↓↓↓

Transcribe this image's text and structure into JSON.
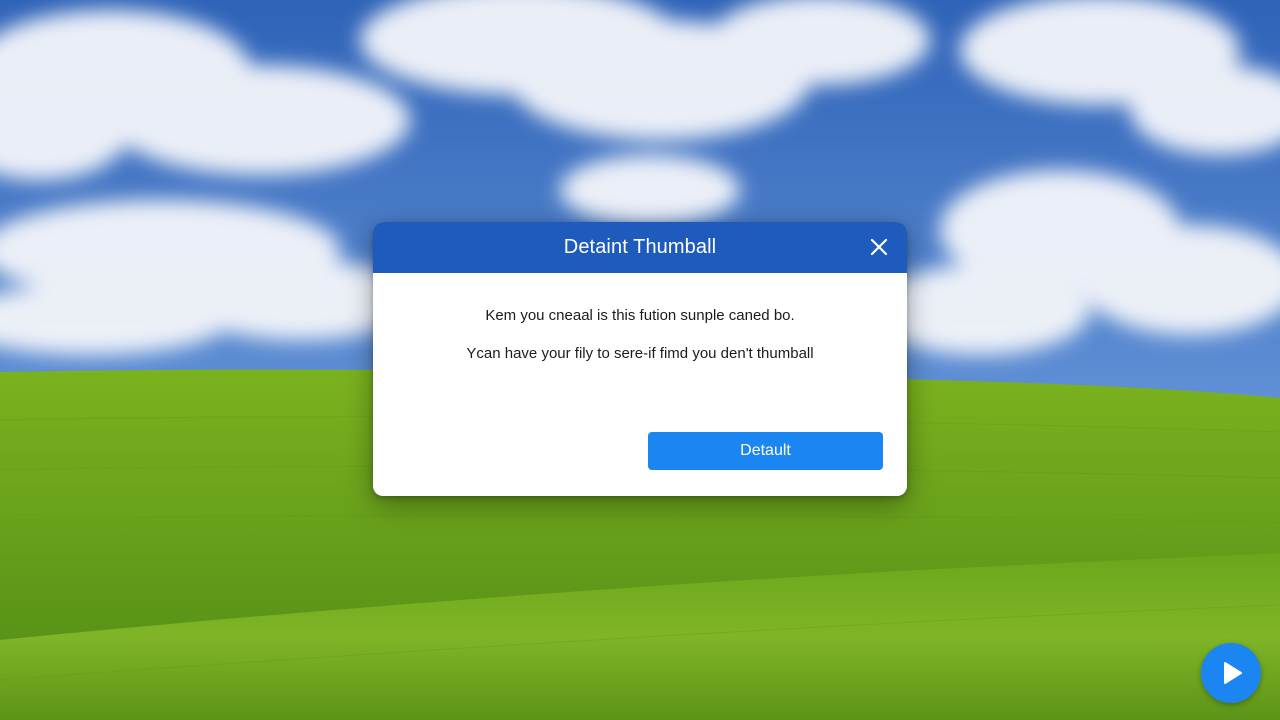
{
  "dialog": {
    "title": "Detaint Thumball",
    "message_line_1": "Kem you cneaal is this fution sunple caned bo.",
    "message_line_2": "Ycan have your fily to sere-if fimd you den't thumball",
    "primary_button_label": "Detault"
  },
  "icons": {
    "close": "close-icon",
    "play": "play-icon"
  },
  "colors": {
    "header": "#1f5bbd",
    "button": "#1b86f2",
    "fab": "#1b86f2",
    "sky": "#3a72c4",
    "grass": "#6a9a1c"
  }
}
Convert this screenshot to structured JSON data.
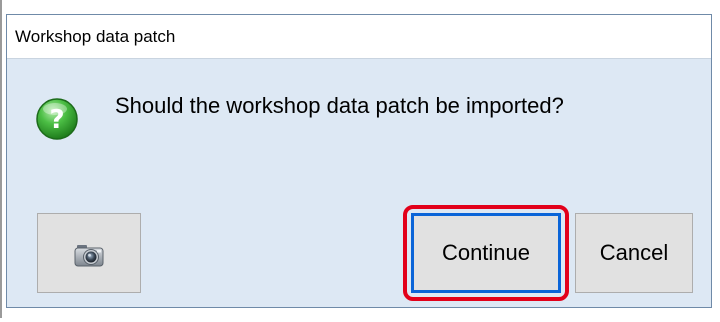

↑↑↑

**Instructions to follow:** Your job is to transcribe the entries above exactly; skip the pictures.

**Result of this task:**
Transcribe this image's text and structure into JSON.
{
  "dialog": {
    "title": "Detaint Thumball",
    "message_line_1": "Kem you cneaal is this fution sunple caned bo.",
    "message_line_2": "Ycan have your fily to sere-if fimd you den't thumball",
    "primary_button_label": "Detault"
  },
  "icons": {
    "close": "close-icon",
    "play": "play-icon"
  },
  "colors": {
    "header": "#1f5bbd",
    "button": "#1b86f2",
    "fab": "#1b86f2",
    "sky": "#3a72c4",
    "grass": "#6a9a1c"
  }
}
Convert this screenshot to structured JSON data.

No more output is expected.